EXERCISE DIRECTIONS —
Without the pictures, give the entries below again exactly as written.

* * * * * * * * *

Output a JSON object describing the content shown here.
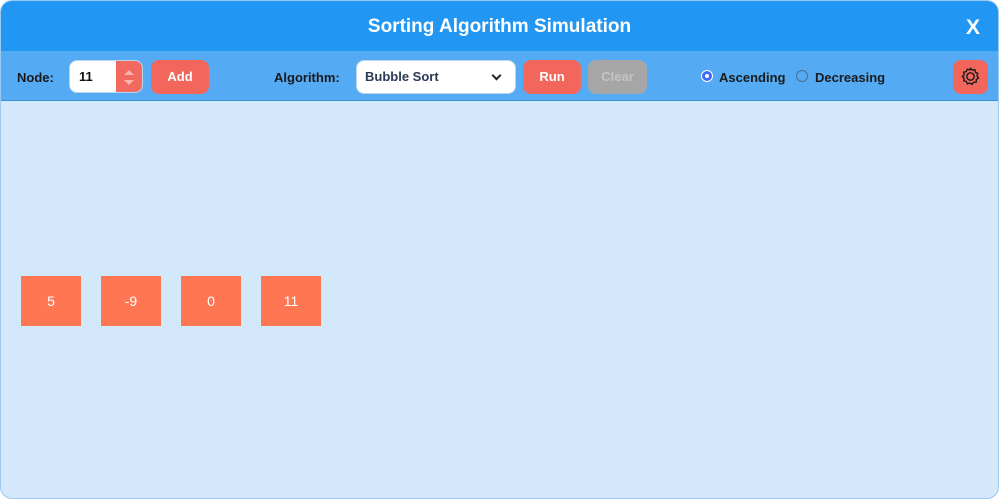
{
  "window": {
    "title": "Sorting Algorithm Simulation",
    "close_label": "X"
  },
  "toolbar": {
    "node_label": "Node:",
    "node_value": "11",
    "add_label": "Add",
    "algorithm_label": "Algorithm:",
    "algorithm_selected": "Bubble Sort",
    "run_label": "Run",
    "clear_label": "Clear",
    "clear_enabled": false,
    "order_options": [
      {
        "label": "Ascending",
        "selected": true
      },
      {
        "label": "Decreasing",
        "selected": false
      }
    ],
    "settings_icon": "gear-icon"
  },
  "nodes": [
    "5",
    "-9",
    "0",
    "11"
  ],
  "colors": {
    "title_bar": "#2196f3",
    "toolbar": "#54aaf3",
    "canvas": "#d3e8fb",
    "accent_button": "#f2665c",
    "node_fill": "#ff7752",
    "disabled_button": "#a6a6a6"
  }
}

* * * * * * * * *

TASK ANSWER —
Output a JSON object describing the content shown here.
{
  "window": {
    "title": "Sorting Algorithm Simulation",
    "close_label": "X"
  },
  "toolbar": {
    "node_label": "Node:",
    "node_value": "11",
    "add_label": "Add",
    "algorithm_label": "Algorithm:",
    "algorithm_selected": "Bubble Sort",
    "run_label": "Run",
    "clear_label": "Clear",
    "clear_enabled": false,
    "order_options": [
      {
        "label": "Ascending",
        "selected": true
      },
      {
        "label": "Decreasing",
        "selected": false
      }
    ],
    "settings_icon": "gear-icon"
  },
  "nodes": [
    "5",
    "-9",
    "0",
    "11"
  ],
  "colors": {
    "title_bar": "#2196f3",
    "toolbar": "#54aaf3",
    "canvas": "#d3e8fb",
    "accent_button": "#f2665c",
    "node_fill": "#ff7752",
    "disabled_button": "#a6a6a6"
  }
}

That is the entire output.